▶ **WHAT YOU ARE ASKED TO DO**
Reproduce word for word the passage of the pdf2seg package description that begins with the words containing "# 📄 pdf2seg" and ends with "fixed rules required.".

▶ **TEXT EXCERPT**
(begin)

Metadata-Version: 2.4
Name: pdf2seg
Version: 1.0.1
Summary: Tokenization-free PDF segmentation using OCR and spaCy span-aware chunking
Author-email: Kara Rawson <rawsonkara@gmail.com>
License: MIT
Project-URL: Homepage, https://github.com/p3nGu1nZz/pdf2seg
Project-URL: Repository, https://github.com/p3nGu1nZz/pdf2seg
Project-URL: Issues, https://github.com/p3nGu1nZz/pdf2seg/issues
Keywords: PDF,OCR,tokenization-free,text segmentation,NLP,easyocr,spacy,preprocessing,language models,pointer network
Classifier: Development Status :: 5 - Production/Stable
Classifier: Intended Audience :: Developers
Classifier: License :: OSI Approved :: MIT License
Classifier: Programming Language :: Python :: 3.11
Classifier: Programming Language :: Python :: 3.12
Classifier: Topic :: Text Processing :: Linguistic
Classifier: Topic :: Scientific/Engineering :: Artificial Intelligence
Requires-Python: >=3.11
Description-Content-Type: text/markdown
License-File: LICENSE
Requires-Dist: easyocr>=1.7.2
Requires-Dist: numpy>=2.3.1
Requires-Dist: pdf2image>=1.17.0
Requires-Dist: pillow>=11.2.1
Requires-Dist: pip>=25.1.1
Requires-Dist: rich>=14.0.0
Requires-Dist: spacy>=3.8.7
Requires-Dist: torch>=2.7.1
Requires-Dist: torchvision>=0.22.1
Dynamic: license-file

# 📄 pdf2seg

**Tokenizer-free PDF segmentation using OCR and span-aware text chunking.**

`pdf2seg` processes scanned or embedded-text PDFs using EasyOCR and spaCy, segmenting raw text into semantically relevant spans—no tokenizers, sentence splitters, or fixed rules required.

(end)

▶ **INFORMATION SUPPLIED**

(begin)

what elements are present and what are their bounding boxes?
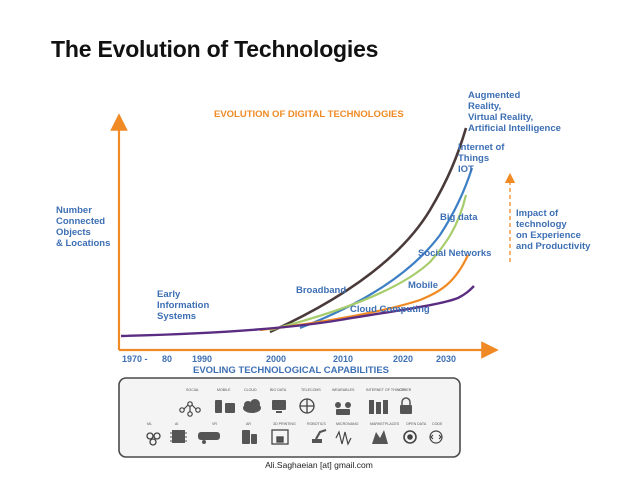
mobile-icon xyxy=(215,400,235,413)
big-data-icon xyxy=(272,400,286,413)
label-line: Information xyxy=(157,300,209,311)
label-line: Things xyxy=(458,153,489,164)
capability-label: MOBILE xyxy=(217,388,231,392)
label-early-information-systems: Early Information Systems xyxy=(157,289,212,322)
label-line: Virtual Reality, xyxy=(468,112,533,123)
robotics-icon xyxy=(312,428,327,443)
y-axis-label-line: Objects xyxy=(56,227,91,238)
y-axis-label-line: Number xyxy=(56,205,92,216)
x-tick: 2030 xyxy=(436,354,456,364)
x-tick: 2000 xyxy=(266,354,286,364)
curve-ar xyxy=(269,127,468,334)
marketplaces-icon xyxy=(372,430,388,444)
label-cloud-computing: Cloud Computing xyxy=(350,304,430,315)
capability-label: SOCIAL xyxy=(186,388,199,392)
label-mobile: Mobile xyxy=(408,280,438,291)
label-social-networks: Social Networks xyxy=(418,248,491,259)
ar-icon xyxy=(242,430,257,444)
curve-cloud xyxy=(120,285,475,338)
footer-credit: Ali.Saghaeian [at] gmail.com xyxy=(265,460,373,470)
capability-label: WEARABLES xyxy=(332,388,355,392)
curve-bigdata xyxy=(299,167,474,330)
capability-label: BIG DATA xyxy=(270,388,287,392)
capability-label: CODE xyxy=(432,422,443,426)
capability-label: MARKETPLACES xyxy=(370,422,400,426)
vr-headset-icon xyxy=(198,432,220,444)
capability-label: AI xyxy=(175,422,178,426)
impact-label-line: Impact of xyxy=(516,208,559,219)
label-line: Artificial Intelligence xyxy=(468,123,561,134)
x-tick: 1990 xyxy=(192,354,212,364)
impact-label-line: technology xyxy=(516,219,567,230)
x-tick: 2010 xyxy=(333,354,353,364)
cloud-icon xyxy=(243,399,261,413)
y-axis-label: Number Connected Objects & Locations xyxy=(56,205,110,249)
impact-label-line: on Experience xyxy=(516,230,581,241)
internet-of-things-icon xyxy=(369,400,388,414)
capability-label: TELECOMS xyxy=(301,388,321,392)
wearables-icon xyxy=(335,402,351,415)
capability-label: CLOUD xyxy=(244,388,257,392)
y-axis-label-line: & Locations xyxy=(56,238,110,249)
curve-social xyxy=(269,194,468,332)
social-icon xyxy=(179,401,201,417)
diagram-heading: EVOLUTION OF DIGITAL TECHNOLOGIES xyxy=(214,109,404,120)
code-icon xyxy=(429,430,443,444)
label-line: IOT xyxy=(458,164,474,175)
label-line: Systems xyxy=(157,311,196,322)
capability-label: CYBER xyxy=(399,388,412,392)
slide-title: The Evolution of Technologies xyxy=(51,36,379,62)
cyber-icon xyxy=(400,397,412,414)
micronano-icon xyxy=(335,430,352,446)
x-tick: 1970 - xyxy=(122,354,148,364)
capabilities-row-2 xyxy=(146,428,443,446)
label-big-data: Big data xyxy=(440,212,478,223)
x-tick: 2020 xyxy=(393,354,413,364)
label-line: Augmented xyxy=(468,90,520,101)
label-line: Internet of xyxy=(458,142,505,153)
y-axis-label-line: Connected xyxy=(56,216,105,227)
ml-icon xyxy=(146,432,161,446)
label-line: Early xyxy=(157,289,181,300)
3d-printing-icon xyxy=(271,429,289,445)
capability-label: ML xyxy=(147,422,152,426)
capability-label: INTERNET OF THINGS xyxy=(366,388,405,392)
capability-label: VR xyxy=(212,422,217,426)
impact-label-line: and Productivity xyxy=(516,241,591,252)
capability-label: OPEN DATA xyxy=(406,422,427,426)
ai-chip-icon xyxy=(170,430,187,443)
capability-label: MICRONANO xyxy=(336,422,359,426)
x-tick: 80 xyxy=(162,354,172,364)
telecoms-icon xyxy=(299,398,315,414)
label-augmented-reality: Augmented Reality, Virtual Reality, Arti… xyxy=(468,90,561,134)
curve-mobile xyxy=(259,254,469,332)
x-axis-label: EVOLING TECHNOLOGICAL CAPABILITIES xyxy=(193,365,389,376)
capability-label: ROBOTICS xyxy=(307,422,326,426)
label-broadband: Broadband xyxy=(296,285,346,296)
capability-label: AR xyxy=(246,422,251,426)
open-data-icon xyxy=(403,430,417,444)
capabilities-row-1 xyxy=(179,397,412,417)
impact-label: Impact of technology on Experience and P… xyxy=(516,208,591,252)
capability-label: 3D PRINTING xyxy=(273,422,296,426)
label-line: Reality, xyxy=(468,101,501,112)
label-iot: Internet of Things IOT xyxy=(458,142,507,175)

(end)

▶ **EXERCISE OUTPUT**
# 📄 pdf2seg

**Tokenizer-free PDF segmentation using OCR and span-aware text chunking.**

`pdf2seg` processes scanned or embedded-text PDFs using EasyOCR and spaCy, segmenting raw text into semantically relevant spans—no tokenizers, sentence splitters, or fixed rules required.